→ Material provided:
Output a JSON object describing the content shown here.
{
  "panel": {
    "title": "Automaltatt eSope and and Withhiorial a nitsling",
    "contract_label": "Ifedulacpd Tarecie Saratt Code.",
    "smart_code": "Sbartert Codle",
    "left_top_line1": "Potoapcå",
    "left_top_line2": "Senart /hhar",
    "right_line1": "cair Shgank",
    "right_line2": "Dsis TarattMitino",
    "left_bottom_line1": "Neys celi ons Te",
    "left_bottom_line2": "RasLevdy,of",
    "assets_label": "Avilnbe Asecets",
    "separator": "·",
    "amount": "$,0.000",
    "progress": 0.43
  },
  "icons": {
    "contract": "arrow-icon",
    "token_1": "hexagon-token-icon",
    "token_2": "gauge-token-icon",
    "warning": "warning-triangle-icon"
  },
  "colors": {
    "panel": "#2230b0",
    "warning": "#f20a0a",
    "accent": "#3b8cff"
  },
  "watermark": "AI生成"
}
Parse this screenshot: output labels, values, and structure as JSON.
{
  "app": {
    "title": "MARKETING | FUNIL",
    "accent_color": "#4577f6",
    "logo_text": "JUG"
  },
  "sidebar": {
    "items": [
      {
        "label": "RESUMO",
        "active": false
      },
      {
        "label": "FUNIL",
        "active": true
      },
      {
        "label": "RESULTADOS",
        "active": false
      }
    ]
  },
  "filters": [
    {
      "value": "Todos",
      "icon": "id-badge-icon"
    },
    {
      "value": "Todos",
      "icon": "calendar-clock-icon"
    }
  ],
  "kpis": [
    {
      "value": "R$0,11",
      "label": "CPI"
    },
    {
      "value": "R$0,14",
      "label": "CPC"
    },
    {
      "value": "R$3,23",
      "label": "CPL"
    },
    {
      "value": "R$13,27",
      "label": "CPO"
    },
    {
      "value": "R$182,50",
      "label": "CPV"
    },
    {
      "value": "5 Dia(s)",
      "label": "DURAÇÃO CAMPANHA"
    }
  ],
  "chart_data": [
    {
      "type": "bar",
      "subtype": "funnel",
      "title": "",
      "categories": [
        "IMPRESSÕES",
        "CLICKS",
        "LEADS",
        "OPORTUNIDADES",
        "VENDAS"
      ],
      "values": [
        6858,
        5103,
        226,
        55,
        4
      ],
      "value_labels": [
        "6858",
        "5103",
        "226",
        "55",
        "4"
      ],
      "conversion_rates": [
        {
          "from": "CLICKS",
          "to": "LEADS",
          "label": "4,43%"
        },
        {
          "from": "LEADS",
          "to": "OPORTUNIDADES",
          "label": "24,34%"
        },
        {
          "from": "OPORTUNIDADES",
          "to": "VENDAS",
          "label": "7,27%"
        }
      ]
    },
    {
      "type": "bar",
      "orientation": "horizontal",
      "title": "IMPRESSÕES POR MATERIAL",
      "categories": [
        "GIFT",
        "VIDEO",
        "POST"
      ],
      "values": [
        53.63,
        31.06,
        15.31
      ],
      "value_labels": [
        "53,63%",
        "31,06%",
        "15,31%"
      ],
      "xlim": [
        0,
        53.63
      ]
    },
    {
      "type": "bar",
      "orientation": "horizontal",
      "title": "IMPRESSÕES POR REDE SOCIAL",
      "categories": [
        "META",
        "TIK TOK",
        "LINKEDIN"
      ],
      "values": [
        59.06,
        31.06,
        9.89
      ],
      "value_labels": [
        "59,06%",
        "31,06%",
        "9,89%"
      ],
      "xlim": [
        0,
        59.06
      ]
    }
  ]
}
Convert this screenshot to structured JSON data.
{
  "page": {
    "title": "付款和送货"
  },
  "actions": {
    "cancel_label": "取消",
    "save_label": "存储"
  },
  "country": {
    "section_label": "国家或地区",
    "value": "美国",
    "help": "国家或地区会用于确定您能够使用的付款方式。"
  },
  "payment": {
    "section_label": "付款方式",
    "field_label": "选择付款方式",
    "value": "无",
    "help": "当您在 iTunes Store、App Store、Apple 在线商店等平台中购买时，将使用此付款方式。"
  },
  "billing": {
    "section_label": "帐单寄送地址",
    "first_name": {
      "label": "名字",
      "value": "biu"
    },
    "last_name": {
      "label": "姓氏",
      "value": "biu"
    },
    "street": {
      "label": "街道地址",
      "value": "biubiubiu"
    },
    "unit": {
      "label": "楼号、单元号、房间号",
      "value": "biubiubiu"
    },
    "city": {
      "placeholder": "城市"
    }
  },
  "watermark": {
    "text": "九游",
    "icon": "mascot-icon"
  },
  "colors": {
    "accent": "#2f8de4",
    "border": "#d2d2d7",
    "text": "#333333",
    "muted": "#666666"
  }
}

→ What you need to do: Give an exact copy of all the data shown above.

→ Task solution:
Output a JSON object describing the content shown here.
{
  "panel": {
    "title": "Automaltatt eSope and and Withhiorial a nitsling",
    "contract_label": "Ifedulacpd Tarecie Saratt Code.",
    "smart_code": "Sbartert Codle",
    "left_top_line1": "Potoapcå",
    "left_top_line2": "Senart /hhar",
    "right_line1": "cair Shgank",
    "right_line2": "Dsis TarattMitino",
    "left_bottom_line1": "Neys celi ons Te",
    "left_bottom_line2": "RasLevdy,of",
    "assets_label": "Avilnbe Asecets",
    "separator": "·",
    "amount": "$,0.000",
    "progress": 0.43
  },
  "icons": {
    "contract": "arrow-icon",
    "token_1": "hexagon-token-icon",
    "token_2": "gauge-token-icon",
    "warning": "warning-triangle-icon"
  },
  "colors": {
    "panel": "#2230b0",
    "warning": "#f20a0a",
    "accent": "#3b8cff"
  },
  "watermark": "AI生成"
}
Parse this screenshot: output labels, values, and structure as JSON.
{
  "app": {
    "title": "MARKETING | FUNIL",
    "accent_color": "#4577f6",
    "logo_text": "JUG"
  },
  "sidebar": {
    "items": [
      {
        "label": "RESUMO",
        "active": false
      },
      {
        "label": "FUNIL",
        "active": true
      },
      {
        "label": "RESULTADOS",
        "active": false
      }
    ]
  },
  "filters": [
    {
      "value": "Todos",
      "icon": "id-badge-icon"
    },
    {
      "value": "Todos",
      "icon": "calendar-clock-icon"
    }
  ],
  "kpis": [
    {
      "value": "R$0,11",
      "label": "CPI"
    },
    {
      "value": "R$0,14",
      "label": "CPC"
    },
    {
      "value": "R$3,23",
      "label": "CPL"
    },
    {
      "value": "R$13,27",
      "label": "CPO"
    },
    {
      "value": "R$182,50",
      "label": "CPV"
    },
    {
      "value": "5 Dia(s)",
      "label": "DURAÇÃO CAMPANHA"
    }
  ],
  "chart_data": [
    {
      "type": "bar",
      "subtype": "funnel",
      "title": "",
      "categories": [
        "IMPRESSÕES",
        "CLICKS",
        "LEADS",
        "OPORTUNIDADES",
        "VENDAS"
      ],
      "values": [
        6858,
        5103,
        226,
        55,
        4
      ],
      "value_labels": [
        "6858",
        "5103",
        "226",
        "55",
        "4"
      ],
      "conversion_rates": [
        {
          "from": "CLICKS",
          "to": "LEADS",
          "label": "4,43%"
        },
        {
          "from": "LEADS",
          "to": "OPORTUNIDADES",
          "label": "24,34%"
        },
        {
          "from": "OPORTUNIDADES",
          "to": "VENDAS",
          "label": "7,27%"
        }
      ]
    },
    {
      "type": "bar",
      "orientation": "horizontal",
      "title": "IMPRESSÕES POR MATERIAL",
      "categories": [
        "GIFT",
        "VIDEO",
        "POST"
      ],
      "values": [
        53.63,
        31.06,
        15.31
      ],
      "value_labels": [
        "53,63%",
        "31,06%",
        "15,31%"
      ],
      "xlim": [
        0,
        53.63
      ]
    },
    {
      "type": "bar",
      "orientation": "horizontal",
      "title": "IMPRESSÕES POR REDE SOCIAL",
      "categories": [
        "META",
        "TIK TOK",
        "LINKEDIN"
      ],
      "values": [
        59.06,
        31.06,
        9.89
      ],
      "value_labels": [
        "59,06%",
        "31,06%",
        "9,89%"
      ],
      "xlim": [
        0,
        59.06
      ]
    }
  ]
}
Convert this screenshot to structured JSON data.
{
  "page": {
    "title": "付款和送货"
  },
  "actions": {
    "cancel_label": "取消",
    "save_label": "存储"
  },
  "country": {
    "section_label": "国家或地区",
    "value": "美国",
    "help": "国家或地区会用于确定您能够使用的付款方式。"
  },
  "payment": {
    "section_label": "付款方式",
    "field_label": "选择付款方式",
    "value": "无",
    "help": "当您在 iTunes Store、App Store、Apple 在线商店等平台中购买时，将使用此付款方式。"
  },
  "billing": {
    "section_label": "帐单寄送地址",
    "first_name": {
      "label": "名字",
      "value": "biu"
    },
    "last_name": {
      "label": "姓氏",
      "value": "biu"
    },
    "street": {
      "label": "街道地址",
      "value": "biubiubiu"
    },
    "unit": {
      "label": "楼号、单元号、房间号",
      "value": "biubiubiu"
    },
    "city": {
      "placeholder": "城市"
    }
  },
  "watermark": {
    "text": "九游",
    "icon": "mascot-icon"
  },
  "colors": {
    "accent": "#2f8de4",
    "border": "#d2d2d7",
    "text": "#333333",
    "muted": "#666666"
  }
}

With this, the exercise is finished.